**Stated task:** Retype exactly the lines below, starting with the line that contains "OCR this image." and ending with the last line; leave out any pictures.
.....
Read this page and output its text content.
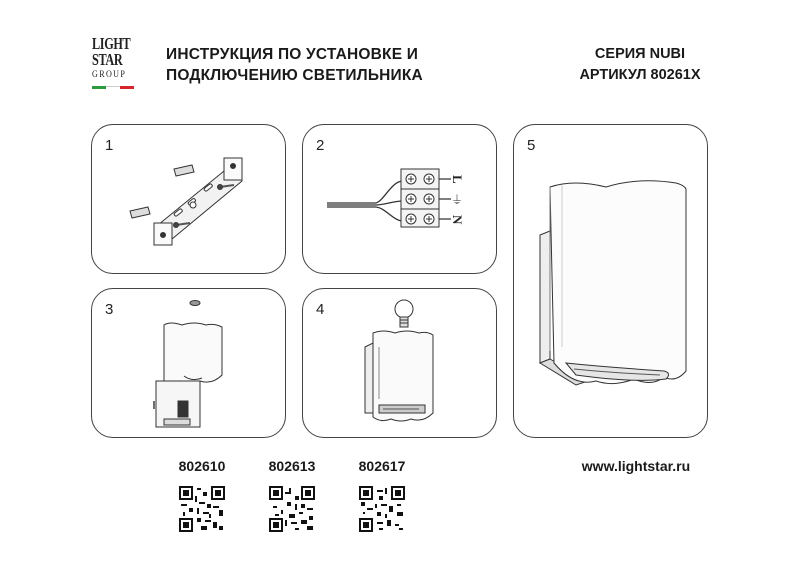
LIGHT
STAR
GROUP
ИНСТРУКЦИЯ ПО УСТАНОВКЕ И
ПОДКЛЮЧЕНИЮ СВЕТИЛЬНИКА
СЕРИЯ NUBI
АРТИКУЛ 80261X
1	2
L
⏚
N
3	4
5
802610	802613	802617	www.lightstar.ru
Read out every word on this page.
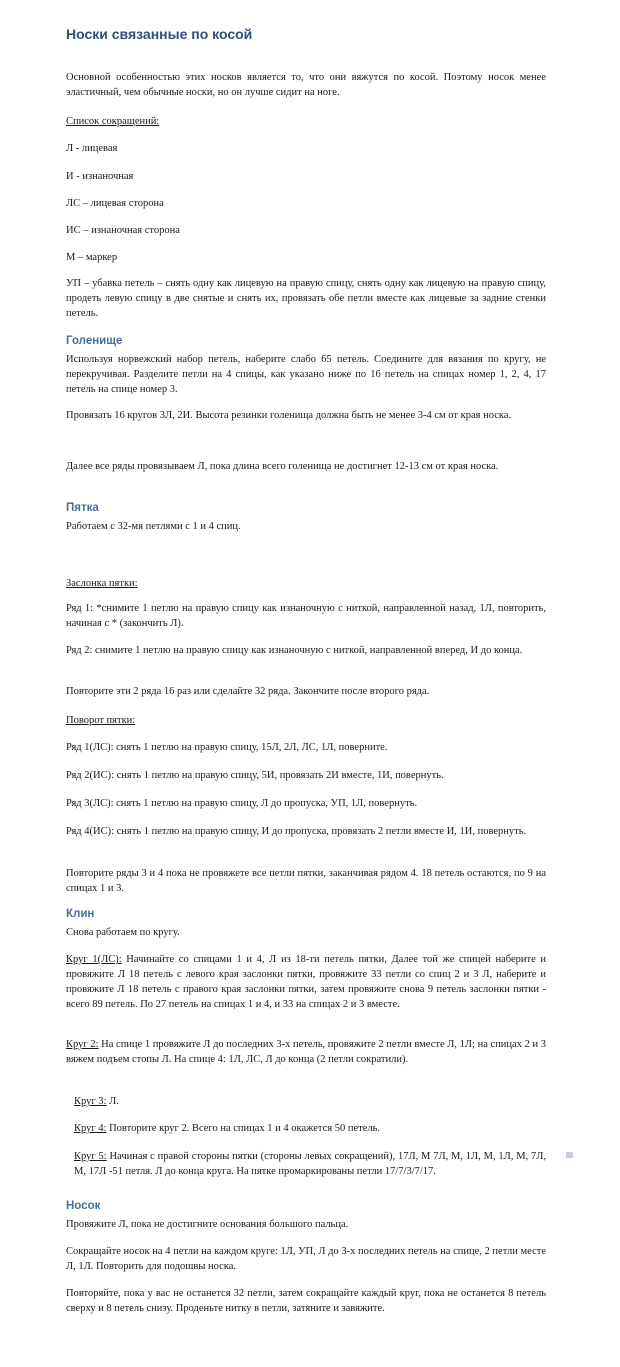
Носки связанные по косой

Основной особенностью этих носков является то, что они вяжутся по косой. Поэтому носок менее эластичный, чем обычные носки, но он лучше сидит на ноге.

Список сокращений:

Л - лицевая

И - изнаночная

ЛС – лицевая сторона

ИС – изнаночная сторона

М – маркер

УП – убавка петель – снять одну как лицевую на правую спицу, снять одну как лицевую на правую спицу, продеть левую спицу в две снятые и снять их, провязать обе петли вместе как лицевые за задние стенки петель.

Голенище

Используя норвежский набор петель, наберите слабо 65 петель. Соедините для вязания по кругу, не перекручивая. Разделите петли на 4 спицы, как указано ниже по 16 петель на спицах номер 1, 2, 4, 17 петель на спице номер 3.

Провязать 16 кругов 3Л, 2И. Высота резинки голенища должна быть не менее 3-4 см от края носка.

Далее все ряды провязываем Л, пока длина всего голенища не достигнет 12-13 см от края носка.

Пятка

Работаем с 32-мя петлями с 1 и 4 спиц.

Заслонка пятки:

Ряд 1: *снимите 1 петлю на правую спицу как изнаночную с ниткой, направленной назад, 1Л, повторить, начиная с * (закончить Л).

Ряд 2: снимите 1 петлю на правую спицу как изнаночную с ниткой, направленной вперед, И до конца.

Повторите эти 2 ряда 16 раз или сделайте 32 ряда. Закончите после второго ряда.

Поворот пятки:

Ряд 1(ЛС): снять 1 петлю на правую спицу, 15Л, 2Л, ЛС, 1Л, поверните.

Ряд 2(ИС): снять 1 петлю на правую спицу, 5И, провязать 2И вместе, 1И, повернуть.

Ряд 3(ЛС): снять 1 петлю на правую спицу, Л до пропуска, УП, 1Л, повернуть.

Ряд 4(ИС): снять 1 петлю на правую спицу, И до пропуска, провязать 2 петли вместе И, 1И, повернуть.

Повторите ряды 3 и 4 пока не провяжете все петли пятки, заканчивая рядом 4. 18 петель остаются, по 9 на спицах 1 и 3.

Клин

Снова работаем по кругу.

Круг 1(ЛС): Начинайте со спицами 1 и 4, Л из 18-ти петель пятки, Далее той же спицей наберите и провяжите Л 18 петель с левого края заслонки пятки, провяжите 33 петли со спиц 2 и 3 Л, наберите и провяжите Л 18 петель с правого края заслонки пятки, затем провяжите снова 9 петель заслонки пятки - всего 89 петель. По 27 петель на спицах 1 и 4, и 33 на спицах 2 и 3 вместе.

Круг 2: На спице 1 провяжите Л до последних 3-х петель, провяжите 2 петли вместе Л, 1Л; на спицах 2 и 3 вяжем подъем стопы Л. На спице 4: 1Л, ЛС, Л до конца (2 петли сократили).

Круг 3: Л.

Круг 4: Повторите круг 2. Всего на спицах 1 и 4 окажется 50 петель.

Круг 5: Начиная с правой стороны пятки (стороны левых сокращений), 17Л, М 7Л, М, 1Л, М, 1Л, М, 7Л, М, 17Л -51 петля. Л до конца круга. На пятке промаркированы петли 17/7/3/7/17.

Носок

Провяжите Л, пока не достигните основания большого пальца.

Сокращайте носок на 4 петли на каждом круге: 1Л, УП, Л до 3-х последних петель на спице, 2 петли месте Л, 1Л. Повторить для подошвы носка.

Повторяйте, пока у вас не останется 32 петли, затем сокращайте каждый круг, пока не останется 8 петель сверху и 8 петель снизу. Проденьте нитку в петли, затяните и завяжите.
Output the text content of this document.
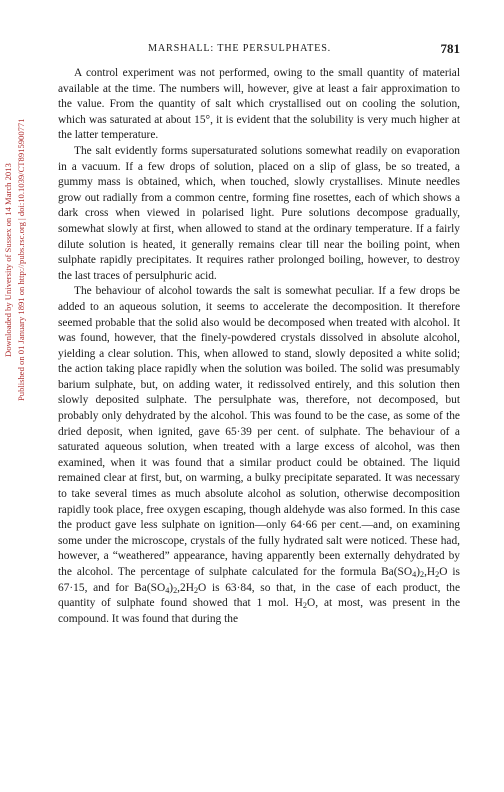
Downloaded by University of Sussex on 14 March 2013 Published on 01 January 1891 on http://pubs.rsc.org | doi:10.1039/CT8915900771
MARSHALL: THE PERSULPHATES.	781

A control experiment was not performed, owing to the small quantity of material available at the time. The numbers will, however, give at least a fair approximation to the value. From the quantity of salt which crystallised out on cooling the solution, which was saturated at about 15°, it is evident that the solubility is very much higher at the latter temperature.

The salt evidently forms supersaturated solutions somewhat readily on evaporation in a vacuum. If a few drops of solution, placed on a slip of glass, be so treated, a gummy mass is obtained, which, when touched, slowly crystallises. Minute needles grow out radially from a common centre, forming fine rosettes, each of which shows a dark cross when viewed in polarised light. Pure solutions decompose gradually, somewhat slowly at first, when allowed to stand at the ordinary temperature. If a fairly dilute solution is heated, it generally remains clear till near the boiling point, when sulphate rapidly precipitates. It requires rather prolonged boiling, however, to destroy the last traces of persulphuric acid.

The behaviour of alcohol towards the salt is somewhat peculiar. If a few drops be added to an aqueous solution, it seems to accelerate the decomposition. It therefore seemed probable that the solid also would be decomposed when treated with alcohol. It was found, however, that the finely-powdered crystals dissolved in absolute alcohol, yielding a clear solution. This, when allowed to stand, slowly deposited a white solid; the action taking place rapidly when the solution was boiled. The solid was presumably barium sulphate, but, on adding water, it redissolved entirely, and this solution then slowly deposited sulphate. The persulphate was, therefore, not decomposed, but probably only dehydrated by the alcohol. This was found to be the case, as some of the dried deposit, when ignited, gave 65·39 per cent. of sulphate. The behaviour of a saturated aqueous solution, when treated with a large excess of alcohol, was then examined, when it was found that a similar product could be obtained. The liquid remained clear at first, but, on warming, a bulky precipitate separated. It was necessary to take several times as much absolute alcohol as solution, otherwise decomposition rapidly took place, free oxygen escaping, though aldehyde was also formed. In this case the product gave less sulphate on ignition—only 64·66 per cent.—and, on examining some under the microscope, crystals of the fully hydrated salt were noticed. These had, however, a “weathered” appearance, having apparently been externally dehydrated by the alcohol. The percentage of sulphate calculated for the formula $Ba(SO_4)_2,H_2O$ is 67·15, and for $Ba(SO_4)_2,2H_2O$ is 63·84, so that, in the case of each product, the quantity of sulphate found showed that 1 mol. $H_2O$, at most, was present in the compound. It was found that during the
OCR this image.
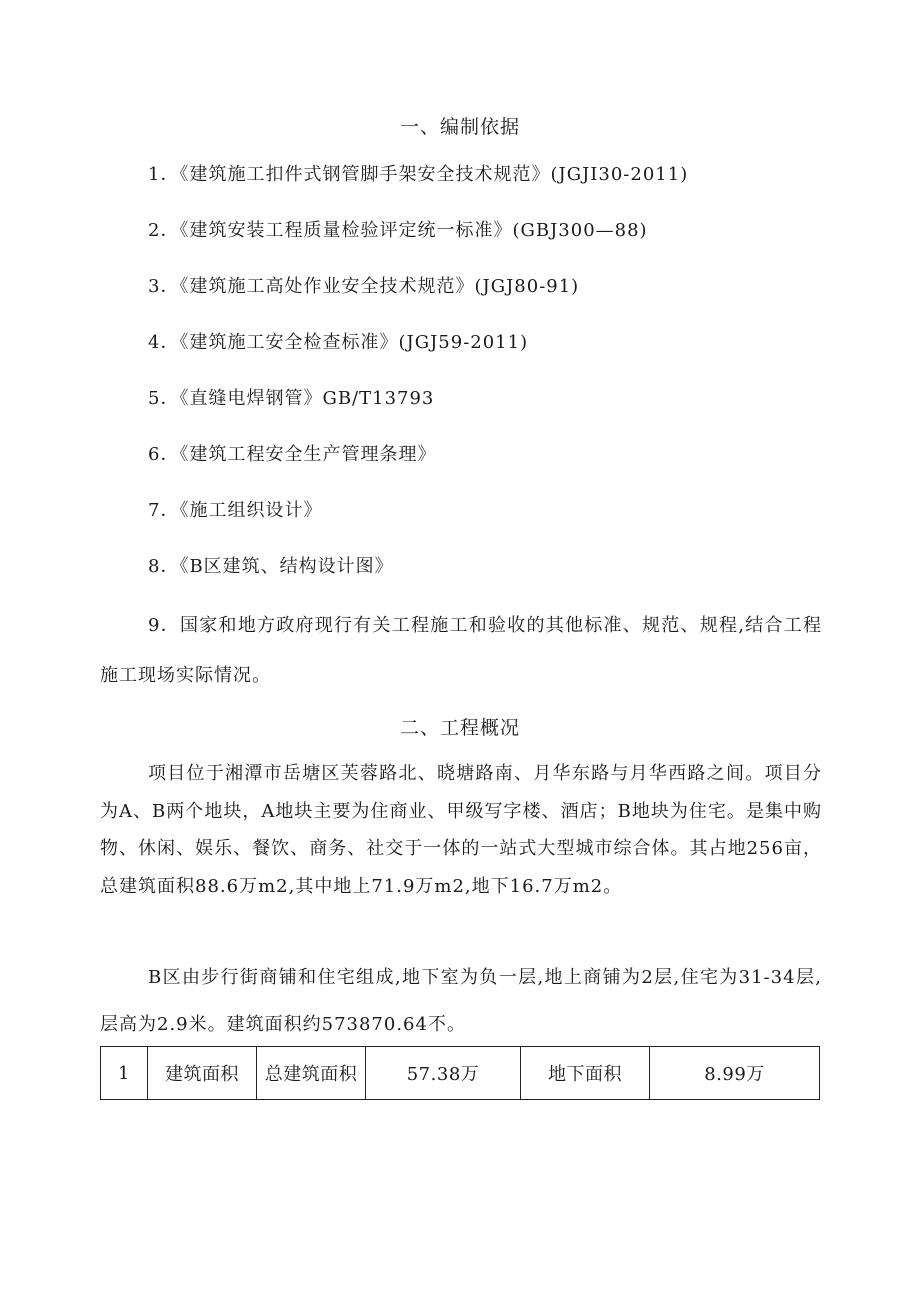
一、编制依据
1．《建筑施工扣件式钢管脚手架安全技术规范》(JGJI30-2011)
2．《建筑安装工程质量检验评定统一标准》(GBJ300—88)
3．《建筑施工高处作业安全技术规范》(JGJ80-91)
4．《建筑施工安全检查标准》(JGJ59-2011)
5．《直缝电焊钢管》GB/T13793
6．《建筑工程安全生产管理条理》
7．《施工组织设计》
8．《B区建筑、结构设计图》
9．国家和地方政府现行有关工程施工和验收的其他标准、规范、规程,结合工程施工现场实际情况。
二、工程概况
项目位于湘潭市岳塘区芙蓉路北、晓塘路南、月华东路与月华西路之间。项目分为A、B两个地块，A地块主要为住商业、甲级写字楼、酒店；B地块为住宅。是集中购物、休闲、娱乐、餐饮、商务、社交于一体的一站式大型城市综合体。其占地256亩，总建筑面积88.6万m2,其中地上71.9万m2,地下16.7万m2。
B区由步行街商铺和住宅组成,地下室为负一层,地上商铺为2层,住宅为31-34层,层高为2.9米。建筑面积约573870.64不。
1	建筑面积	总建筑面积	57.38万	地下面积	8.99万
.....
**Task output:**
OCR this image.
一、编制依据
1．《建筑施工扣件式钢管脚手架安全技术规范》(JGJI30-2011)
2．《建筑安装工程质量检验评定统一标准》(GBJ300—88)
3．《建筑施工高处作业安全技术规范》(JGJ80-91)
4．《建筑施工安全检查标准》(JGJ59-2011)
5．《直缝电焊钢管》GB/T13793
6．《建筑工程安全生产管理条理》
7．《施工组织设计》
8．《B区建筑、结构设计图》
9．国家和地方政府现行有关工程施工和验收的其他标准、规范、规程,结合工程施工现场实际情况。
二、工程概况
项目位于湘潭市岳塘区芙蓉路北、晓塘路南、月华东路与月华西路之间。项目分为A、B两个地块，A地块主要为住商业、甲级写字楼、酒店；B地块为住宅。是集中购物、休闲、娱乐、餐饮、商务、社交于一体的一站式大型城市综合体。其占地256亩，总建筑面积88.6万m2,其中地上71.9万m2,地下16.7万m2。
B区由步行街商铺和住宅组成,地下室为负一层,地上商铺为2层,住宅为31-34层,层高为2.9米。建筑面积约573870.64不。
1	建筑面积	总建筑面积	57.38万	地下面积	8.99万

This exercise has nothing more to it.